详解Python开启线程和线程池的方法

更新时间：2024年03月07日 08:59:54 作者：五官一体即忢

这篇文章主要介绍了Python开启线程和线程池的方法，本文通过实例代码给大家介绍的非常详细，对大家的学习或工作具有一定的参考借鉴价值，需要的朋友可以参考下

Python开启线程和线程池的方法

一.最佳线程数的获取：

1、通过用户慢慢递增来进行性能压测，观察QPS（即每秒的响应请求数，也即是最大吞吐能力。），响应时间

2、根据公式计算:服务器端最佳线程数量=((线程等待时间+线程cpu时间)/线程cpu时间) * cpu数量

3、单用户压测，查看CPU的消耗，然后直接乘以百分比，再进行压测，一般这个值的附近应该就是最佳线程数量。

二、为什么要使用线程池？

1.多线程中,线程的数量并非越多越好

2.节省每次开启线程的开销

三、如何实现线程池？

threadpool模块
concurrent.futures
重写threadpool或者future的函数
vthread 模块

1、过去：

使用threadpool模块，这是个python的第三方模块，支持python2和python3，具体使用方式如下：

#! /usr/bin/env python
# -*- coding: utf-8 -*-
import threadpool
import time
def sayhello (a):
    print("hello: "+a)
    time.sleep(2)
def main():
    global result
    seed=["a","b","c"]
    start=time.time()
    task_pool=threadpool.ThreadPool(5)
    requests=threadpool.makeRequests(sayhello,seed)
    for req in requests:
        task_pool.putRequest(req)
    task_pool.wait()
    end=time.time()
    time_m = end-start
    print("time: "+str(time_m))
    start1=time.time()
    for each in seed:
        sayhello(each)
    end1=time.time()
    print("time1: "+str(end1-start1))
if __name__ == '__main__':
    main()

运行结果如下：

threadpool是一个比较老的模块了，现在虽然还有一些人在用，但已经不再是主流了，关于python多线程，现在已经开始步入未来（future模块）了

2、未来：

使用concurrent.futures模块，这个模块是python3中自带的模块，但是，python2.7以上版本也可以安装使用，具体使用方式如下：

#! /usr/bin/env python
# -*- coding: utf-8 -*-
from concurrent.futures import ThreadPoolExecutor
import time
def sayhello(a):
    print("hello: "+a)
    time.sleep(2)
def main():
    seed=["a","b","c"]
    start1=time.time()
    for each in seed:
        sayhello(each)
    end1=time.time()
    print("time1: "+str(end1-start1))
    start2=time.time()
    with ThreadPoolExecutor(3) as executor:
        for each in seed:
            executor.submit(sayhello,each)
    end2=time.time()
    print("time2: "+str(end2-start2))
    start3=time.time()

= 布置任务 A =
请把记录中从含有“reference-heading: 参考回答 (72, 1164, 177, 1195)”的那一行到含有“document-page (72, 40, 1118, 1476)”的那一行重新给出一遍，首尾两行都算在内。

= 数据集记录 =
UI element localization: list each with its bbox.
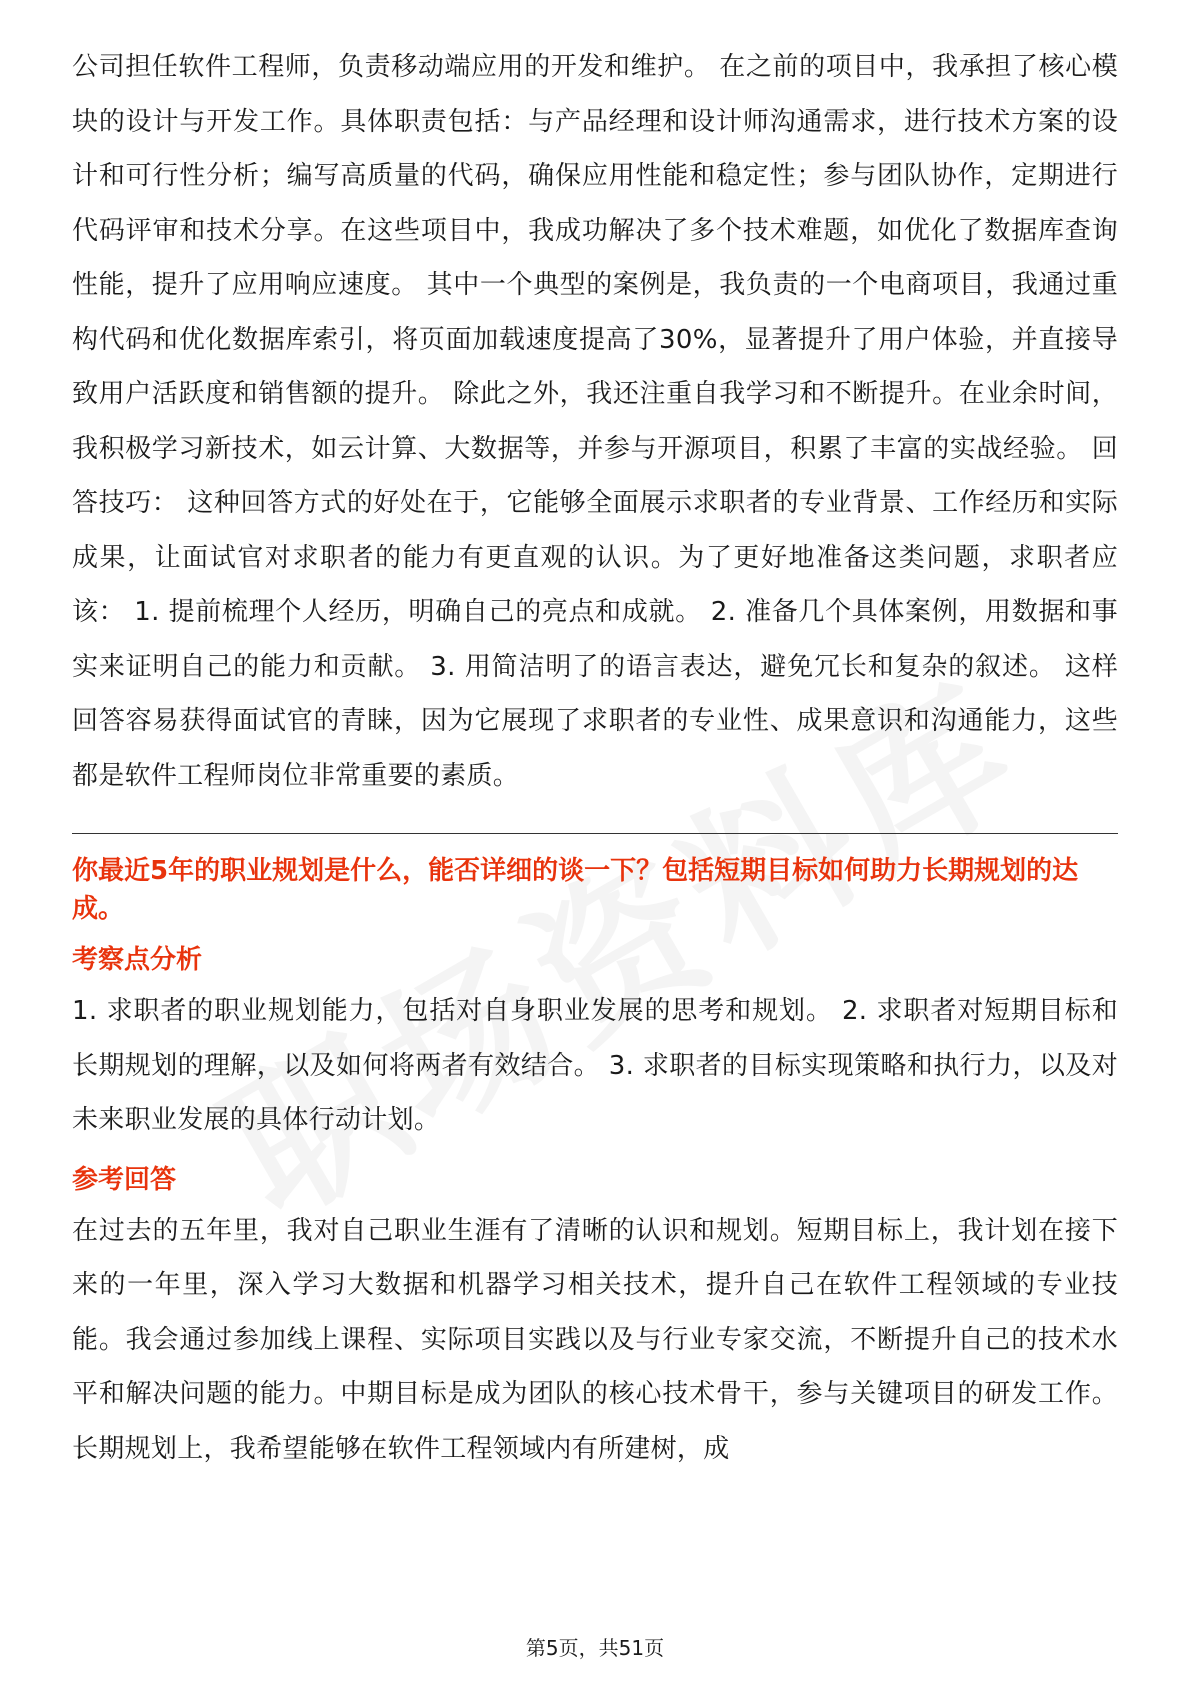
reference-heading: 参考回答 (72, 1164, 177, 1195)
reference-body: 在过去的五年里，我对自己职业生涯有了清晰的认识和规划。短期目标上，我计划在接下来的一年里，深入学习大数据和机器学习相关技术，提升自己在软件工程领域的专业技能。我会通过参加线上课程、实际项目实践以及与行业专家交流，不断提升自己的技术水平和解决问题的能力。中期目标是成为团队的核心技术骨干，参与关键项目的研发工作。 长期规划上，我希望能够在软件工程领域内有所建树，成 (72, 1215, 1118, 1464)
analysis-heading: 考察点分析 (72, 945, 203, 975)
analysis-section (72, 940, 1118, 1148)
analysis-body: 1. 求职者的职业规划能力，包括对自身职业发展的思考和规划。 2. 求职者对短期目标和长期规划的理解，以及如何将两者有效结合。 3. 求职者的目标实现策略和执行力，以及对未来职业发展的具体行动计划。 (72, 996, 1118, 1135)
reference-section (72, 1160, 1118, 1477)
interview-question: 你最近5年的职业规划是什么，能否详细的谈一下？包括短期目标如何助力长期规划的达成。 (72, 856, 1079, 924)
page-footer: 第5页，共51页 (525, 1636, 665, 1660)
document-page (72, 40, 1118, 1476)
intro-paragraph: 公司担任软件工程师，负责移动端应用的开发和维护。 在之前的项目中，我承担了核心模块的设计与开发工作。具体职责包括：与产品经理和设计师沟通需求，进行技术方案的设计和可行性分析；编写高质量的代码，确保应用性能和稳定性；参与团队协作，定期进行代码评审和技术分享。在这些项目中，我成功解决了多个技术难题，如优化了数据库查询性能，提升了应用响应速度。 其中一个典型的案例是，我负责的一个电商项目，我通过重构代码和优化数据库索引，将页面加载速度提高了30%，显著提升了用户体验，并直接导致用户活跃度和销售额的提升。 除此之外，我还注重自我学习和不断提升。在业余时间，我积极学习新技术，如云计算、大数据等，并参与开源项目，积累了丰富的实战经验。 回答技巧： 这种回答方式的好处在于，它能够全面展示求职者的专业背景、工作经历和实际成果，让面试官对求职者的能力有更直观的认识。为了更好地准备这类问题，求职者应该： 1. 提前梳理个人经历，明确自己的亮点和成就。 2. 准备几个具体案例，用数据和事实来证明自己的能力和贡献。 3. 用简洁明了的语言表达，避免冗长和复杂的叙述。 这样回答容易获得面试官的青睐，因为它展现了求职者的专业性、成果意识和沟通能力，这些都是软件工程师岗位非常重要的素质。 (72, 52, 1118, 791)
section-divider (72, 833, 1118, 834)
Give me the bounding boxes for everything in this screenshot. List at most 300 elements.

= 布置任务 B =
用两句话概括这篇关于Python线程池的文章。

= 书面回答 A =
reference-heading: 参考回答 (72, 1164, 177, 1195)
reference-body: 在过去的五年里，我对自己职业生涯有了清晰的认识和规划。短期目标上，我计划在接下来的一年里，深入学习大数据和机器学习相关技术，提升自己在软件工程领域的专业技能。我会通过参加线上课程、实际项目实践以及与行业专家交流，不断提升自己的技术水平和解决问题的能力。中期目标是成为团队的核心技术骨干，参与关键项目的研发工作。 长期规划上，我希望能够在软件工程领域内有所建树，成 (72, 1215, 1118, 1464)
analysis-heading: 考察点分析 (72, 945, 203, 975)
analysis-section (72, 940, 1118, 1148)
analysis-body: 1. 求职者的职业规划能力，包括对自身职业发展的思考和规划。 2. 求职者对短期目标和长期规划的理解，以及如何将两者有效结合。 3. 求职者的目标实现策略和执行力，以及对未来职业发展的具体行动计划。 (72, 996, 1118, 1135)
reference-section (72, 1160, 1118, 1477)
interview-question: 你最近5年的职业规划是什么，能否详细的谈一下？包括短期目标如何助力长期规划的达成。 (72, 856, 1079, 924)
page-footer: 第5页，共51页 (525, 1636, 665, 1660)
document-page (72, 40, 1118, 1476)

= 书面回答 B =
文章给出了获取最佳线程数的三种办法：让用户逐步递增进行性能压测，按公式计算，或先做单用户压测、查看CPU消耗后推算。文章认为多线程中线程数量并非越多越好，使用线程池还能节省每次开启线程的开销，并分别用threadpool模块和concurrent.futures模块的示例代码演示了线程池的实现。